» Stated goal: Turn every line of the records into a JSON list of strings, one string per line, leaving out any blank lines.

——

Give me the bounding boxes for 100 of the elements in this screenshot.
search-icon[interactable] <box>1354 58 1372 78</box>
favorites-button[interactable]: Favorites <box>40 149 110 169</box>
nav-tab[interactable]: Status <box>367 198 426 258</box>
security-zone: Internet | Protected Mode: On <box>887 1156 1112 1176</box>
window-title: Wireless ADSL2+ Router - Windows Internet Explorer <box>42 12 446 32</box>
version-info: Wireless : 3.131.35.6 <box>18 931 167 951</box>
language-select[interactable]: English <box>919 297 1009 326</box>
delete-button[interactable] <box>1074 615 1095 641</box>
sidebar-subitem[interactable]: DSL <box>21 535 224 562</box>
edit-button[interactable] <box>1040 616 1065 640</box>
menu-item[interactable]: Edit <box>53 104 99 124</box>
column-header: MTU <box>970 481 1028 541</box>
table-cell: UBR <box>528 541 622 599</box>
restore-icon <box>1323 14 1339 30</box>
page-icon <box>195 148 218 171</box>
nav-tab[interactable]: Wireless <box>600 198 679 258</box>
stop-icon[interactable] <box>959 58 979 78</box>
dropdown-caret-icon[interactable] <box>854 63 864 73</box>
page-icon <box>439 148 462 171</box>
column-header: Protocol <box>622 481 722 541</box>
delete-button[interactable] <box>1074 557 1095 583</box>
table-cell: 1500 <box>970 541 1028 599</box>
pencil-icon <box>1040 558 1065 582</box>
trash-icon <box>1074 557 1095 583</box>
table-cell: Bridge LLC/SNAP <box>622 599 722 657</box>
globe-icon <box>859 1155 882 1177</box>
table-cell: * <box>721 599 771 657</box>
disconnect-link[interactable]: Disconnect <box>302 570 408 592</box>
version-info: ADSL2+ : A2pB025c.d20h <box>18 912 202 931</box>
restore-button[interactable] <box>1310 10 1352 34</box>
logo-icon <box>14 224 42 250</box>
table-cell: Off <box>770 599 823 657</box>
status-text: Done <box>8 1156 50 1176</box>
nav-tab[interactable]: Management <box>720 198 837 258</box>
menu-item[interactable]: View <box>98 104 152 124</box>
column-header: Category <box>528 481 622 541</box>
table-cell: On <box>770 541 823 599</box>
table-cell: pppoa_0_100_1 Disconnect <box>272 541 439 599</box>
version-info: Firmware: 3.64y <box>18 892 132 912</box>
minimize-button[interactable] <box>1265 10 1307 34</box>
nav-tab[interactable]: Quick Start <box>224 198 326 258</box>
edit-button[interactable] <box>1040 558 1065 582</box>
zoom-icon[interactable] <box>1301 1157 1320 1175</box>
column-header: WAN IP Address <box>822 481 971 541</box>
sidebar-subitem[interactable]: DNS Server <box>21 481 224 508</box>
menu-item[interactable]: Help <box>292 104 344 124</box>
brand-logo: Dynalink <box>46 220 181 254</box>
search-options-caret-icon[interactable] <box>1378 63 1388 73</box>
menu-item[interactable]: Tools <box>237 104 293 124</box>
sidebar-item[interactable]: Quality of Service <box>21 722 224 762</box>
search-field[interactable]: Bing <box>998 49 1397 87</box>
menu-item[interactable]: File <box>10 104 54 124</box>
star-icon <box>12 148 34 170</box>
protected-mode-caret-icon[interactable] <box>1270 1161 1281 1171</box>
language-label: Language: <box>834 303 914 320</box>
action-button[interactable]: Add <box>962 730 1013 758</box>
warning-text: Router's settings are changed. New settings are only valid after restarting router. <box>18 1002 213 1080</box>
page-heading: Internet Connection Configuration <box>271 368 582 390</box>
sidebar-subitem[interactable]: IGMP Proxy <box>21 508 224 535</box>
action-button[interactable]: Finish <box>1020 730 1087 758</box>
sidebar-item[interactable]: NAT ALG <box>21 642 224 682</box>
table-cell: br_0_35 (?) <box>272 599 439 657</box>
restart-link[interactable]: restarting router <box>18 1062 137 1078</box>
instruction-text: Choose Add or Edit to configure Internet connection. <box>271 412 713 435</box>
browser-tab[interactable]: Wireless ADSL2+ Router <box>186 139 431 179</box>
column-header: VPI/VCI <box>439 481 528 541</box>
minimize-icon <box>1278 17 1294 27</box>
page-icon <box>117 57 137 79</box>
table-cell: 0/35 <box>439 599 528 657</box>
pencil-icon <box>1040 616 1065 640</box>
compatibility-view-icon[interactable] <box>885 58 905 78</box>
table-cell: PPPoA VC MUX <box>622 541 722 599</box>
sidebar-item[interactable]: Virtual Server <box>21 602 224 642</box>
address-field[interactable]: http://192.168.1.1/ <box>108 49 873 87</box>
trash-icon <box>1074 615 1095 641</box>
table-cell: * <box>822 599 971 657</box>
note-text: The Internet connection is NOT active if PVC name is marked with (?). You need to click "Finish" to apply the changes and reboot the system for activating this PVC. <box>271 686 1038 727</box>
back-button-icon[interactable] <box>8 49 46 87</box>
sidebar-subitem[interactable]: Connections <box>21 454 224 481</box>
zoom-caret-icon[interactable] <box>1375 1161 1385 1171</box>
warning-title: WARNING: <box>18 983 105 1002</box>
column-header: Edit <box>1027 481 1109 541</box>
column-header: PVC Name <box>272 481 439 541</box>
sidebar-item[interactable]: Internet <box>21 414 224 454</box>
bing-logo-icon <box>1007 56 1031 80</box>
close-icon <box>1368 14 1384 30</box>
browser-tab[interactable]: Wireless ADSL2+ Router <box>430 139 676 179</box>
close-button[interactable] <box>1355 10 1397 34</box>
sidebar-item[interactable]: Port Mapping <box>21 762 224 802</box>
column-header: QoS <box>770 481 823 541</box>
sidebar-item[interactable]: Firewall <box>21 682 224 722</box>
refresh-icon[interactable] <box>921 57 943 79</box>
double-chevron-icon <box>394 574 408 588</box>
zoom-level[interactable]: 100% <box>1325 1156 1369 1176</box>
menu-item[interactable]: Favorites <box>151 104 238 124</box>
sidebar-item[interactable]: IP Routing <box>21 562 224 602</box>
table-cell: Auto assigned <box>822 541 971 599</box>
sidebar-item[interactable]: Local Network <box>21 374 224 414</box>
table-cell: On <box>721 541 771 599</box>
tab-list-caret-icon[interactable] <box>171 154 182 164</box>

——

» Task answer:
[
  "Give me the bounding boxes for 100 of the elements in this screenshot.",
  "search-icon[interactable] <box>1354 58 1372 78</box>",
  "favorites-button[interactable]: Favorites <box>40 149 110 169</box>",
  "nav-tab[interactable]: Status <box>367 198 426 258</box>",
  "security-zone: Internet | Protected Mode: On <box>887 1156 1112 1176</box>",
  "window-title: Wireless ADSL2+ Router - Windows Internet Explorer <box>42 12 446 32</box>",
  "version-info: Wireless : 3.131.35.6 <box>18 931 167 951</box>",
  "language-select[interactable]: English <box>919 297 1009 326</box>",
  "delete-button[interactable] <box>1074 615 1095 641</box>",
  "sidebar-subitem[interactable]: DSL <box>21 535 224 562</box>",
  "edit-button[interactable] <box>1040 616 1065 640</box>",
  "menu-item[interactable]: Edit <box>53 104 99 124</box>",
  "column-header: MTU <box>970 481 1028 541</box>",
  "table-cell: UBR <box>528 541 622 599</box>",
  "restore-icon <box>1323 14 1339 30</box>",
  "page-icon <box>195 148 218 171</box>",
  "nav-tab[interactable]: Wireless <box>600 198 679 258</box>",
  "stop-icon[interactable] <box>959 58 979 78</box>",
  "dropdown-caret-icon[interactable] <box>854 63 864 73</box>",
  "page-icon <box>439 148 462 171</box>",
  "column-header: Protocol <box>622 481 722 541</box>",
  "delete-button[interactable] <box>1074 557 1095 583</box>",
  "table-cell: 1500 <box>970 541 1028 599</box>",
  "pencil-icon <box>1040 558 1065 582</box>",
  "trash-icon <box>1074 557 1095 583</box>",
  "table-cell: Bridge LLC/SNAP <box>622 599 722 657</box>",
  "globe-icon <box>859 1155 882 1177</box>",
  "table-cell: * <box>721 599 771 657</box>",
  "disconnect-link[interactable]: Disconnect <box>302 570 408 592</box>",
  "version-info: ADSL2+ : A2pB025c.d20h <box>18 912 202 931</box>",
  "restore-button[interactable] <box>1310 10 1352 34</box>",
  "logo-icon <box>14 224 42 250</box>",
  "table-cell: Off <box>770 599 823 657</box>",
  "status-text: Done <box>8 1156 50 1176</box>",
  "nav-tab[interactable]: Management <box>720 198 837 258</box>",
  "menu-item[interactable]: View <box>98 104 152 124</box>",
  "column-header: Category <box>528 481 622 541</box>",
  "table-cell: On <box>770 541 823 599</box>",
  "table-cell: pppoa_0_100_1 Disconnect <box>272 541 439 599</box>",
  "version-info: Firmware: 3.64y <box>18 892 132 912</box>",
  "minimize-button[interactable] <box>1265 10 1307 34</box>",
  "nav-tab[interactable]: Quick Start <box>224 198 326 258</box>",
  "edit-button[interactable] <box>1040 558 1065 582</box>",
  "zoom-icon[interactable] <box>1301 1157 1320 1175</box>",
  "column-header: WAN IP Address <box>822 481 971 541</box>",
  "sidebar-subitem[interactable]: DNS Server <box>21 481 224 508</box>",
  "menu-item[interactable]: Help <box>292 104 344 124</box>",
  "brand-logo: Dynalink <box>46 220 181 254</box>",
  "search-options-caret-icon[interactable] <box>1378 63 1388 73</box>",
  "menu-item[interactable]: Tools <box>237 104 293 124</box>",
  "sidebar-item[interactable]: Quality of Service <box>21 722 224 762</box>",
  "search-field[interactable]: Bing <box>998 49 1397 87</box>",
  "menu-item[interactable]: File <box>10 104 54 124</box>",
  "star-icon <box>12 148 34 170</box>",
  "protected-mode-caret-icon[interactable] <box>1270 1161 1281 1171</box>",
  "language-label: Language: <box>834 303 914 320</box>",
  "action-button[interactable]: Add <box>962 730 1013 758</box>",
  "warning-text: Router's settings are changed. New settings are only valid after restarting router. <box>18 1002 213 1080</box>",
  "page-heading: Internet Connection Configuration <box>271 368 582 390</box>",
  "sidebar-subitem[interactable]: IGMP Proxy <box>21 508 224 535</box>",
  "action-button[interactable]: Finish <box>1020 730 1087 758</box>",
  "sidebar-item[interactable]: NAT ALG <box>21 642 224 682</box>",
  "table-cell: br_0_35 (?) <box>272 599 439 657</box>",
  "restart-link[interactable]: restarting router <box>18 1062 137 1078</box>",
  "instruction-text: Choose Add or Edit to configure Internet connection. <box>271 412 713 435</box>",
  "browser-tab[interactable]: Wireless ADSL2+ Router <box>186 139 431 179</box>",
  "column-header: VPI/VCI <box>439 481 528 541</box>",
  "minimize-icon <box>1278 17 1294 27</box>",
  "page-icon <box>117 57 137 79</box>",
  "table-cell: 0/35 <box>439 599 528 657</box>",
  "pencil-icon <box>1040 616 1065 640</box>",
  "compatibility-view-icon[interactable] <box>885 58 905 78</box>",
  "table-cell: PPPoA VC MUX <box>622 541 722 599</box>",
  "sidebar-item[interactable]: Virtual Server <box>21 602 224 642</box>",
  "address-field[interactable]: http://192.168.1.1/ <box>108 49 873 87</box>",
  "trash-icon <box>1074 615 1095 641</box>",
  "table-cell: * <box>822 599 971 657</box>",
  "note-text: The Internet connection is NOT active if PVC name is marked with (?). You need to click \"Finish\" to apply the changes and reboot the system for activating this PVC. <box>271 686 1038 727</box>",
  "back-button-icon[interactable] <box>8 49 46 87</box>",
  "sidebar-subitem[interactable]: Connections <box>21 454 224 481</box>",
  "zoom-caret-icon[interactable] <box>1375 1161 1385 1171</box>",
  "warning-title: WARNING: <box>18 983 105 1002</box>",
  "column-header: Edit <box>1027 481 1109 541</box>",
  "column-header: PVC Name <box>272 481 439 541</box>",
  "sidebar-item[interactable]: Internet <box>21 414 224 454</box>",
  "bing-logo-icon <box>1007 56 1031 80</box>",
  "close-icon <box>1368 14 1384 30</box>",
  "browser-tab[interactable]: Wireless ADSL2+ Router <box>430 139 676 179</box>",
  "close-button[interactable] <box>1355 10 1397 34</box>",
  "sidebar-item[interactable]: Port Mapping <box>21 762 224 802</box>",
  "column-header: QoS <box>770 481 823 541</box>",
  "sidebar-item[interactable]: Firewall <box>21 682 224 722</box>",
  "refresh-icon[interactable] <box>921 57 943 79</box>",
  "double-chevron-icon <box>394 574 408 588</box>",
  "zoom-level[interactable]: 100% <box>1325 1156 1369 1176</box>",
  "menu-item[interactable]: Favorites <box>151 104 238 124</box>",
  "sidebar-item[interactable]: IP Routing <box>21 562 224 602</box>",
  "table-cell: Auto assigned <box>822 541 971 599</box>",
  "sidebar-item[interactable]: Local Network <box>21 374 224 414</box>",
  "table-cell: On <box>721 541 771 599</box>",
  "tab-list-caret-icon[interactable] <box>171 154 182 164</box>"
]